**Work order**
What's needed is an exact copy of all the data below, without pictures.

===== Input records =====

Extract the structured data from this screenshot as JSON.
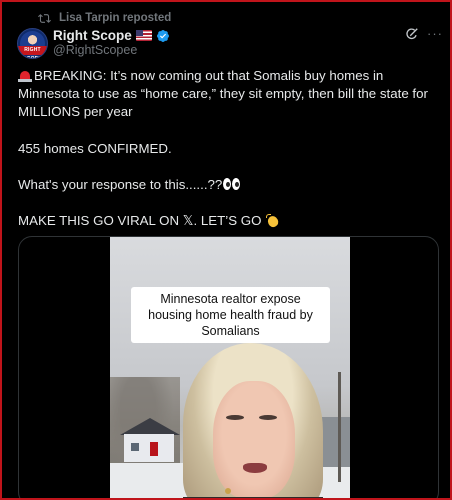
{
  "repost": {
    "icon": "repost-icon",
    "text": "Lisa Tarpin reposted"
  },
  "author": {
    "display_name": "Right Scope",
    "handle": "@RightScopee",
    "avatar_text": "RIGHT SCOPE",
    "badges": [
      "us-flag-icon",
      "verified-badge-icon"
    ]
  },
  "actions": {
    "grok_icon": "grok-icon",
    "more_icon": "more-icon",
    "more_glyph": "···"
  },
  "post": {
    "line1": "BREAKING: It’s now coming out that Somalis buy homes in Minnesota to use as “home care,” they sit empty, then bill the state for MILLIONS per year",
    "line2": "455 homes CONFIRMED.",
    "line3": "What's your response to this......??",
    "line4": "MAKE THIS GO VIRAL ON 𝕏. LET’S GO"
  },
  "media": {
    "type": "video",
    "caption": "Minnesota realtor expose housing home health fraud by Somalians"
  },
  "colors": {
    "background": "#000000",
    "text": "#e7e9ea",
    "muted": "#71767b",
    "verified": "#1d9bf0",
    "frame": "#c0141b"
  }
}
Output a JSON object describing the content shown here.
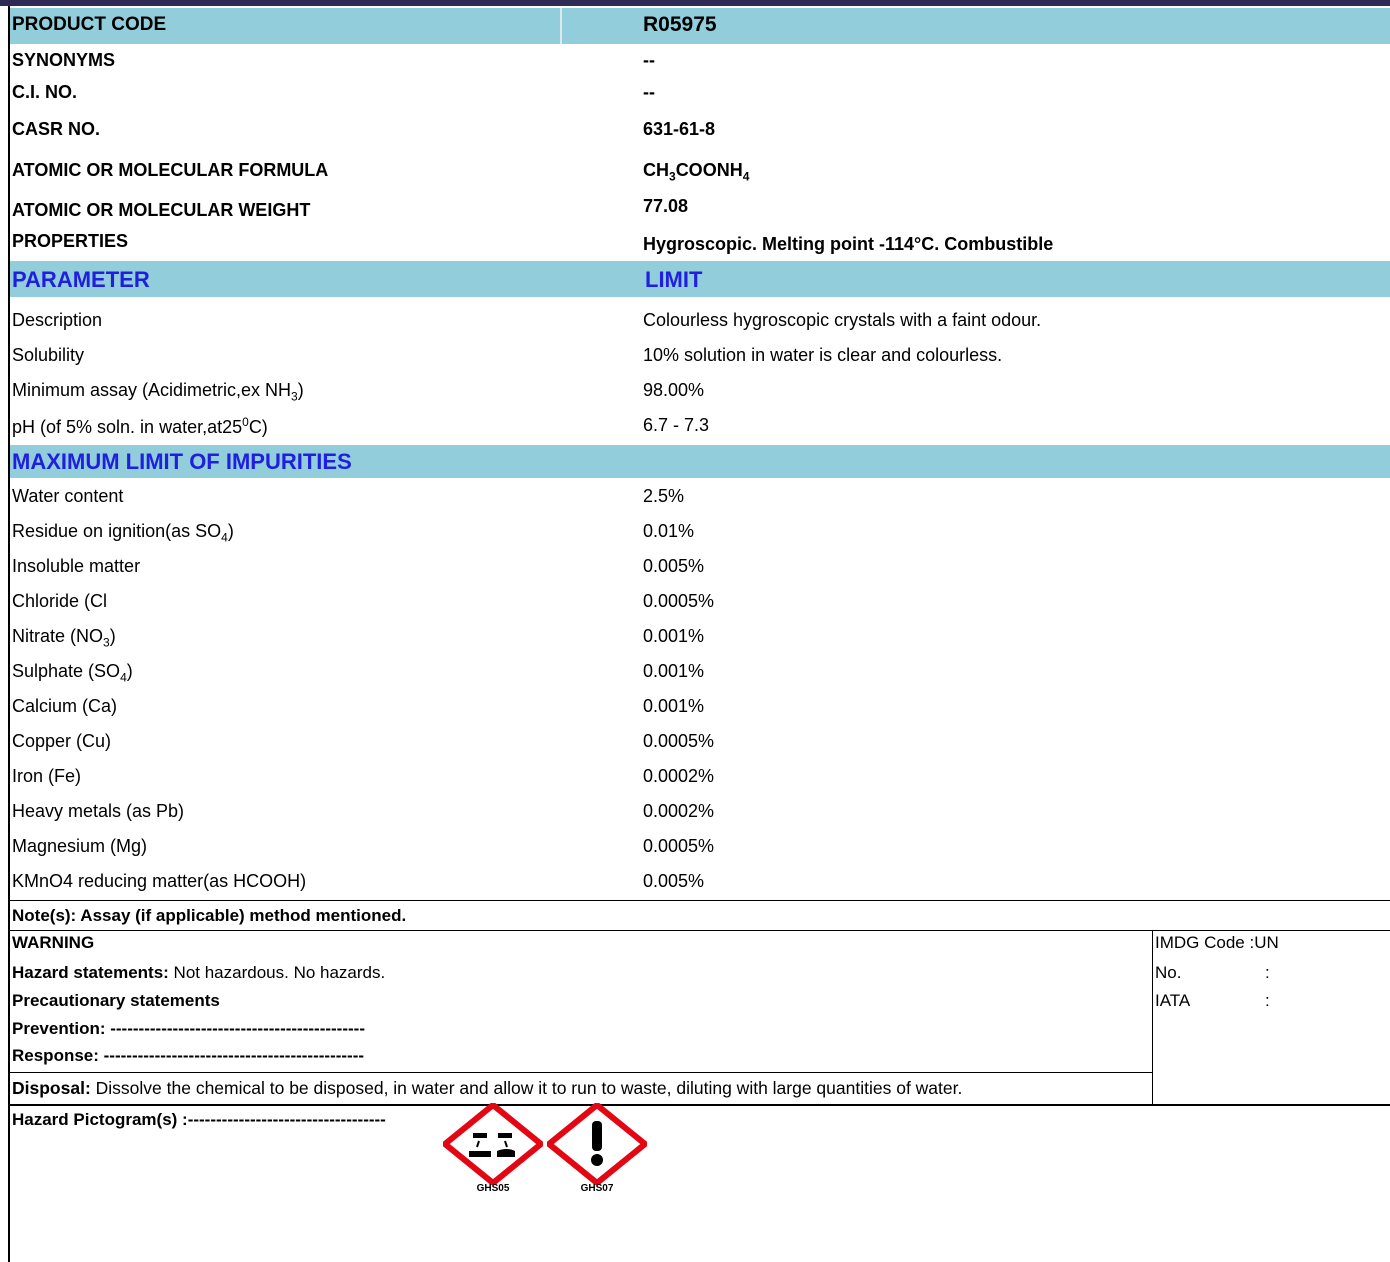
{
  "header": {
    "product_code_label": "PRODUCT CODE",
    "product_code_value": "R05975"
  },
  "info": [
    {
      "label": "SYNONYMS",
      "value": "--"
    },
    {
      "label": "C.I. NO.",
      "value": "--"
    },
    {
      "label": "CASR NO.",
      "value": "631-61-8"
    },
    {
      "label": "ATOMIC OR MOLECULAR FORMULA",
      "value_parts": [
        "CH",
        "3",
        "COONH",
        "4"
      ]
    },
    {
      "label": "ATOMIC OR MOLECULAR WEIGHT",
      "value": "77.08"
    },
    {
      "label": "PROPERTIES",
      "value": "Hygroscopic. Melting point -114°C. Combustible"
    }
  ],
  "parameter_header": {
    "param": "PARAMETER",
    "limit": "LIMIT"
  },
  "parameters": [
    {
      "name": "Description",
      "limit": "Colourless hygroscopic crystals with a faint odour."
    },
    {
      "name": "Solubility",
      "limit": "10% solution in water is clear and colourless."
    },
    {
      "name_parts": [
        "Minimum assay (Acidimetric,ex NH",
        "3",
        ")"
      ],
      "limit": "98.00%"
    },
    {
      "name_parts": [
        "pH (of 5% soln. in water,at25",
        "0",
        "C)"
      ],
      "limit": "6.7 - 7.3"
    }
  ],
  "impurities_header": "MAXIMUM LIMIT OF IMPURITIES",
  "impurities": [
    {
      "name": "Water content",
      "limit": "2.5%"
    },
    {
      "name_parts": [
        "Residue on ignition(as SO",
        "4",
        ")"
      ],
      "limit": "0.01%"
    },
    {
      "name": "Insoluble matter",
      "limit": "0.005%"
    },
    {
      "name": "Chloride (Cl",
      "limit": "0.0005%"
    },
    {
      "name_parts": [
        "Nitrate (NO",
        "3",
        ")"
      ],
      "limit": "0.001%"
    },
    {
      "name_parts": [
        "Sulphate (SO",
        "4",
        ")"
      ],
      "limit": "0.001%"
    },
    {
      "name": "Calcium (Ca)",
      "limit": "0.001%"
    },
    {
      "name": "Copper (Cu)",
      "limit": "0.0005%"
    },
    {
      "name": "Iron (Fe)",
      "limit": "0.0002%"
    },
    {
      "name": "Heavy metals (as Pb)",
      "limit": "0.0002%"
    },
    {
      "name": "Magnesium (Mg)",
      "limit": "0.0005%"
    },
    {
      "name": "KMnO4 reducing matter(as HCOOH)",
      "limit": "0.005%"
    }
  ],
  "note": "Note(s): Assay (if applicable) method mentioned.",
  "hazard": {
    "warning": "WARNING",
    "hazard_label": "Hazard statements:",
    "hazard_text": " Not hazardous. No hazards.",
    "precautionary": "Precautionary statements",
    "prevention": "Prevention: ---------------------------------------------",
    "response": "Response:  ----------------------------------------------",
    "disposal_label": "Disposal:",
    "disposal_text": " Dissolve the chemical to be disposed, in water and allow it to run to waste, diluting with large quantities of water."
  },
  "transport": {
    "imdg": "IMDG Code :UN",
    "no": "No.",
    "no_colon": ":",
    "iata": "IATA",
    "iata_colon": ":"
  },
  "pictograms": {
    "label": "Hazard Pictogram(s) :-----------------------------------",
    "items": [
      {
        "code": "GHS05",
        "icon": "corrosion-icon"
      },
      {
        "code": "GHS07",
        "icon": "exclamation-icon"
      }
    ],
    "border_color": "#e30613"
  }
}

=====

**Answer section**
Extract the structured data from this screenshot as JSON.
{
  "repost": {
    "icon": "repost-icon",
    "text": "Lisa Tarpin reposted"
  },
  "author": {
    "display_name": "Right Scope",
    "handle": "@RightScopee",
    "avatar_text": "RIGHT SCOPE",
    "badges": [
      "us-flag-icon",
      "verified-badge-icon"
    ]
  },
  "actions": {
    "grok_icon": "grok-icon",
    "more_icon": "more-icon",
    "more_glyph": "···"
  },
  "post": {
    "line1": "BREAKING: It’s now coming out that Somalis buy homes in Minnesota to use as “home care,” they sit empty, then bill the state for MILLIONS per year",
    "line2": "455 homes CONFIRMED.",
    "line3": "What's your response to this......??",
    "line4": "MAKE THIS GO VIRAL ON 𝕏. LET’S GO"
  },
  "media": {
    "type": "video",
    "caption": "Minnesota realtor expose housing home health fraud by Somalians"
  },
  "colors": {
    "background": "#000000",
    "text": "#e7e9ea",
    "muted": "#71767b",
    "verified": "#1d9bf0",
    "frame": "#c0141b"
  }
}
Output a JSON object describing the content shown here.
{
  "header": {
    "product_code_label": "PRODUCT CODE",
    "product_code_value": "R05975"
  },
  "info": [
    {
      "label": "SYNONYMS",
      "value": "--"
    },
    {
      "label": "C.I. NO.",
      "value": "--"
    },
    {
      "label": "CASR NO.",
      "value": "631-61-8"
    },
    {
      "label": "ATOMIC OR MOLECULAR FORMULA",
      "value_parts": [
        "CH",
        "3",
        "COONH",
        "4"
      ]
    },
    {
      "label": "ATOMIC OR MOLECULAR WEIGHT",
      "value": "77.08"
    },
    {
      "label": "PROPERTIES",
      "value": "Hygroscopic. Melting point -114°C. Combustible"
    }
  ],
  "parameter_header": {
    "param": "PARAMETER",
    "limit": "LIMIT"
  },
  "parameters": [
    {
      "name": "Description",
      "limit": "Colourless hygroscopic crystals with a faint odour."
    },
    {
      "name": "Solubility",
      "limit": "10% solution in water is clear and colourless."
    },
    {
      "name_parts": [
        "Minimum assay (Acidimetric,ex NH",
        "3",
        ")"
      ],
      "limit": "98.00%"
    },
    {
      "name_parts": [
        "pH (of 5% soln. in water,at25",
        "0",
        "C)"
      ],
      "limit": "6.7 - 7.3"
    }
  ],
  "impurities_header": "MAXIMUM LIMIT OF IMPURITIES",
  "impurities": [
    {
      "name": "Water content",
      "limit": "2.5%"
    },
    {
      "name_parts": [
        "Residue on ignition(as SO",
        "4",
        ")"
      ],
      "limit": "0.01%"
    },
    {
      "name": "Insoluble matter",
      "limit": "0.005%"
    },
    {
      "name": "Chloride (Cl",
      "limit": "0.0005%"
    },
    {
      "name_parts": [
        "Nitrate (NO",
        "3",
        ")"
      ],
      "limit": "0.001%"
    },
    {
      "name_parts": [
        "Sulphate (SO",
        "4",
        ")"
      ],
      "limit": "0.001%"
    },
    {
      "name": "Calcium (Ca)",
      "limit": "0.001%"
    },
    {
      "name": "Copper (Cu)",
      "limit": "0.0005%"
    },
    {
      "name": "Iron (Fe)",
      "limit": "0.0002%"
    },
    {
      "name": "Heavy metals (as Pb)",
      "limit": "0.0002%"
    },
    {
      "name": "Magnesium (Mg)",
      "limit": "0.0005%"
    },
    {
      "name": "KMnO4 reducing matter(as HCOOH)",
      "limit": "0.005%"
    }
  ],
  "note": "Note(s): Assay (if applicable) method mentioned.",
  "hazard": {
    "warning": "WARNING",
    "hazard_label": "Hazard statements:",
    "hazard_text": " Not hazardous. No hazards.",
    "precautionary": "Precautionary statements",
    "prevention": "Prevention: ---------------------------------------------",
    "response": "Response:  ----------------------------------------------",
    "disposal_label": "Disposal:",
    "disposal_text": " Dissolve the chemical to be disposed, in water and allow it to run to waste, diluting with large quantities of water."
  },
  "transport": {
    "imdg": "IMDG Code :UN",
    "no": "No.",
    "no_colon": ":",
    "iata": "IATA",
    "iata_colon": ":"
  },
  "pictograms": {
    "label": "Hazard Pictogram(s) :-----------------------------------",
    "items": [
      {
        "code": "GHS05",
        "icon": "corrosion-icon"
      },
      {
        "code": "GHS07",
        "icon": "exclamation-icon"
      }
    ],
    "border_color": "#e30613"
  }
}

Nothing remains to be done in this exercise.